Repeat each line exactly as it is written.

++++ The records ++++

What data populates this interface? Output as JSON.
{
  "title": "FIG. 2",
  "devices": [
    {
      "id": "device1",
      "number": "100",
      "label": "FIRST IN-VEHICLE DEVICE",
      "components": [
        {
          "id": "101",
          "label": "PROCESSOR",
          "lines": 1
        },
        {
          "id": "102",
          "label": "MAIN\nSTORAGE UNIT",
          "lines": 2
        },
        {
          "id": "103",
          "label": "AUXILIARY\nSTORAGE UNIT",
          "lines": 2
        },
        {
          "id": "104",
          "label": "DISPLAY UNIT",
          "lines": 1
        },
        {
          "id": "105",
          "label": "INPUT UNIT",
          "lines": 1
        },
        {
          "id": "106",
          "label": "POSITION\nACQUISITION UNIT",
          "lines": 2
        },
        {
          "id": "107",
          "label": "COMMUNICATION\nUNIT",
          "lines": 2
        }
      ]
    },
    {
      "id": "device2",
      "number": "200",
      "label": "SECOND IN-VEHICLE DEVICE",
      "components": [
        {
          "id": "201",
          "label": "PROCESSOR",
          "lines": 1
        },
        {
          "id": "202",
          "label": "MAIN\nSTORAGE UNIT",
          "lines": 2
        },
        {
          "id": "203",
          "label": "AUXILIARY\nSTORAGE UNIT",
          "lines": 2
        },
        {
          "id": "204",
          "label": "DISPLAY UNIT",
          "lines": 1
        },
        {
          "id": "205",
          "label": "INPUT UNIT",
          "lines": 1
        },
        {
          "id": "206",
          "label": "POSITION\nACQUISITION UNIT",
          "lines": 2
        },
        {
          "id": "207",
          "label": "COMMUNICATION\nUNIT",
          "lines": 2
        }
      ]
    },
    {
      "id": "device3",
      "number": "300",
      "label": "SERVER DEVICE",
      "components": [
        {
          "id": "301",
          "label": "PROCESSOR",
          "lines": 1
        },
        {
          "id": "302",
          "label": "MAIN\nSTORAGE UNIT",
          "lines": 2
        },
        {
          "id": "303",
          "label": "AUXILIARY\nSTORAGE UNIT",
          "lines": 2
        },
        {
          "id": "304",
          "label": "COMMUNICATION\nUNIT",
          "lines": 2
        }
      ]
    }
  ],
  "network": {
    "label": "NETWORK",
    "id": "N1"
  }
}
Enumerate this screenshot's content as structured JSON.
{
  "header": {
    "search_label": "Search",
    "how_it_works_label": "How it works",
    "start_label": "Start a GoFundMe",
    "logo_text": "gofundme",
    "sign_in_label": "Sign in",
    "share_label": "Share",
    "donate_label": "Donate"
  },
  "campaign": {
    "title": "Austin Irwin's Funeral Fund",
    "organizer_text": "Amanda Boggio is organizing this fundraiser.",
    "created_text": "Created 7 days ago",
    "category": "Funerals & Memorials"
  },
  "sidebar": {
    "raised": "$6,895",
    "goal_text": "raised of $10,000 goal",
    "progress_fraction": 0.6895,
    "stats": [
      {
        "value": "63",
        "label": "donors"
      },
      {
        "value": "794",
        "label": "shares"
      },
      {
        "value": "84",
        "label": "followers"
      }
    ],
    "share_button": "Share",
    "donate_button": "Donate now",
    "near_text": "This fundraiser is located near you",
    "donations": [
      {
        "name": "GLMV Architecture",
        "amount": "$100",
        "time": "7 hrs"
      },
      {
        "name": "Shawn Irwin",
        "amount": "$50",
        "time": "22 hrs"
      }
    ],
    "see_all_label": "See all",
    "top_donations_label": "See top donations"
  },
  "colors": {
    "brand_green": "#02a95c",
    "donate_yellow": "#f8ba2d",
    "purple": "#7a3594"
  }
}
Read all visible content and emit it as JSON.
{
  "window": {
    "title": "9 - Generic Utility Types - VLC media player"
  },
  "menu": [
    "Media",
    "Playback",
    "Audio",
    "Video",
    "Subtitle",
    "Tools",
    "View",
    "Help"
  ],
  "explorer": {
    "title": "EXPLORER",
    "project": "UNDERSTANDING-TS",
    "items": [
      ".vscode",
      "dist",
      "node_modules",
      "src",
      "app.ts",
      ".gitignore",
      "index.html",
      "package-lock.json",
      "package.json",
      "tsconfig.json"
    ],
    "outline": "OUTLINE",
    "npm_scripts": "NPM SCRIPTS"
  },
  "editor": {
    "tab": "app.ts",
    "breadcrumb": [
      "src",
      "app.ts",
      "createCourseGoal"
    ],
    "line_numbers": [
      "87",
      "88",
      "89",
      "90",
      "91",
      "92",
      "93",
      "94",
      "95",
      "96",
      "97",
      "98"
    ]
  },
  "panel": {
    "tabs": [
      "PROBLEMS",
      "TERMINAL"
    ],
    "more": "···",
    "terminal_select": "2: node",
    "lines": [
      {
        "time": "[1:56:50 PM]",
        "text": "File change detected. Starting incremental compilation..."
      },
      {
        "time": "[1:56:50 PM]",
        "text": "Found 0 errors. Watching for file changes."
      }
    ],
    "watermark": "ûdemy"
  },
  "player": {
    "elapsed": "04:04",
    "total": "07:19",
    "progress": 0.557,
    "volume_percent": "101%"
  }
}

++++

_Final answer_.
What data populates this interface? Output as JSON.
{
  "title": "FIG. 2",
  "devices": [
    {
      "id": "device1",
      "number": "100",
      "label": "FIRST IN-VEHICLE DEVICE",
      "components": [
        {
          "id": "101",
          "label": "PROCESSOR",
          "lines": 1
        },
        {
          "id": "102",
          "label": "MAIN\nSTORAGE UNIT",
          "lines": 2
        },
        {
          "id": "103",
          "label": "AUXILIARY\nSTORAGE UNIT",
          "lines": 2
        },
        {
          "id": "104",
          "label": "DISPLAY UNIT",
          "lines": 1
        },
        {
          "id": "105",
          "label": "INPUT UNIT",
          "lines": 1
        },
        {
          "id": "106",
          "label": "POSITION\nACQUISITION UNIT",
          "lines": 2
        },
        {
          "id": "107",
          "label": "COMMUNICATION\nUNIT",
          "lines": 2
        }
      ]
    },
    {
      "id": "device2",
      "number": "200",
      "label": "SECOND IN-VEHICLE DEVICE",
      "components": [
        {
          "id": "201",
          "label": "PROCESSOR",
          "lines": 1
        },
        {
          "id": "202",
          "label": "MAIN\nSTORAGE UNIT",
          "lines": 2
        },
        {
          "id": "203",
          "label": "AUXILIARY\nSTORAGE UNIT",
          "lines": 2
        },
        {
          "id": "204",
          "label": "DISPLAY UNIT",
          "lines": 1
        },
        {
          "id": "205",
          "label": "INPUT UNIT",
          "lines": 1
        },
        {
          "id": "206",
          "label": "POSITION\nACQUISITION UNIT",
          "lines": 2
        },
        {
          "id": "207",
          "label": "COMMUNICATION\nUNIT",
          "lines": 2
        }
      ]
    },
    {
      "id": "device3",
      "number": "300",
      "label": "SERVER DEVICE",
      "components": [
        {
          "id": "301",
          "label": "PROCESSOR",
          "lines": 1
        },
        {
          "id": "302",
          "label": "MAIN\nSTORAGE UNIT",
          "lines": 2
        },
        {
          "id": "303",
          "label": "AUXILIARY\nSTORAGE UNIT",
          "lines": 2
        },
        {
          "id": "304",
          "label": "COMMUNICATION\nUNIT",
          "lines": 2
        }
      ]
    }
  ],
  "network": {
    "label": "NETWORK",
    "id": "N1"
  }
}
Enumerate this screenshot's content as structured JSON.
{
  "header": {
    "search_label": "Search",
    "how_it_works_label": "How it works",
    "start_label": "Start a GoFundMe",
    "logo_text": "gofundme",
    "sign_in_label": "Sign in",
    "share_label": "Share",
    "donate_label": "Donate"
  },
  "campaign": {
    "title": "Austin Irwin's Funeral Fund",
    "organizer_text": "Amanda Boggio is organizing this fundraiser.",
    "created_text": "Created 7 days ago",
    "category": "Funerals & Memorials"
  },
  "sidebar": {
    "raised": "$6,895",
    "goal_text": "raised of $10,000 goal",
    "progress_fraction": 0.6895,
    "stats": [
      {
        "value": "63",
        "label": "donors"
      },
      {
        "value": "794",
        "label": "shares"
      },
      {
        "value": "84",
        "label": "followers"
      }
    ],
    "share_button": "Share",
    "donate_button": "Donate now",
    "near_text": "This fundraiser is located near you",
    "donations": [
      {
        "name": "GLMV Architecture",
        "amount": "$100",
        "time": "7 hrs"
      },
      {
        "name": "Shawn Irwin",
        "amount": "$50",
        "time": "22 hrs"
      }
    ],
    "see_all_label": "See all",
    "top_donations_label": "See top donations"
  },
  "colors": {
    "brand_green": "#02a95c",
    "donate_yellow": "#f8ba2d",
    "purple": "#7a3594"
  }
}
Read all visible content and emit it as JSON.
{
  "window": {
    "title": "9 - Generic Utility Types - VLC media player"
  },
  "menu": [
    "Media",
    "Playback",
    "Audio",
    "Video",
    "Subtitle",
    "Tools",
    "View",
    "Help"
  ],
  "explorer": {
    "title": "EXPLORER",
    "project": "UNDERSTANDING-TS",
    "items": [
      ".vscode",
      "dist",
      "node_modules",
      "src",
      "app.ts",
      ".gitignore",
      "index.html",
      "package-lock.json",
      "package.json",
      "tsconfig.json"
    ],
    "outline": "OUTLINE",
    "npm_scripts": "NPM SCRIPTS"
  },
  "editor": {
    "tab": "app.ts",
    "breadcrumb": [
      "src",
      "app.ts",
      "createCourseGoal"
    ],
    "line_numbers": [
      "87",
      "88",
      "89",
      "90",
      "91",
      "92",
      "93",
      "94",
      "95",
      "96",
      "97",
      "98"
    ]
  },
  "panel": {
    "tabs": [
      "PROBLEMS",
      "TERMINAL"
    ],
    "more": "···",
    "terminal_select": "2: node",
    "lines": [
      {
        "time": "[1:56:50 PM]",
        "text": "File change detected. Starting incremental compilation..."
      },
      {
        "time": "[1:56:50 PM]",
        "text": "Found 0 errors. Watching for file changes."
      }
    ],
    "watermark": "ûdemy"
  },
  "player": {
    "elapsed": "04:04",
    "total": "07:19",
    "progress": 0.557,
    "volume_percent": "101%"
  }
}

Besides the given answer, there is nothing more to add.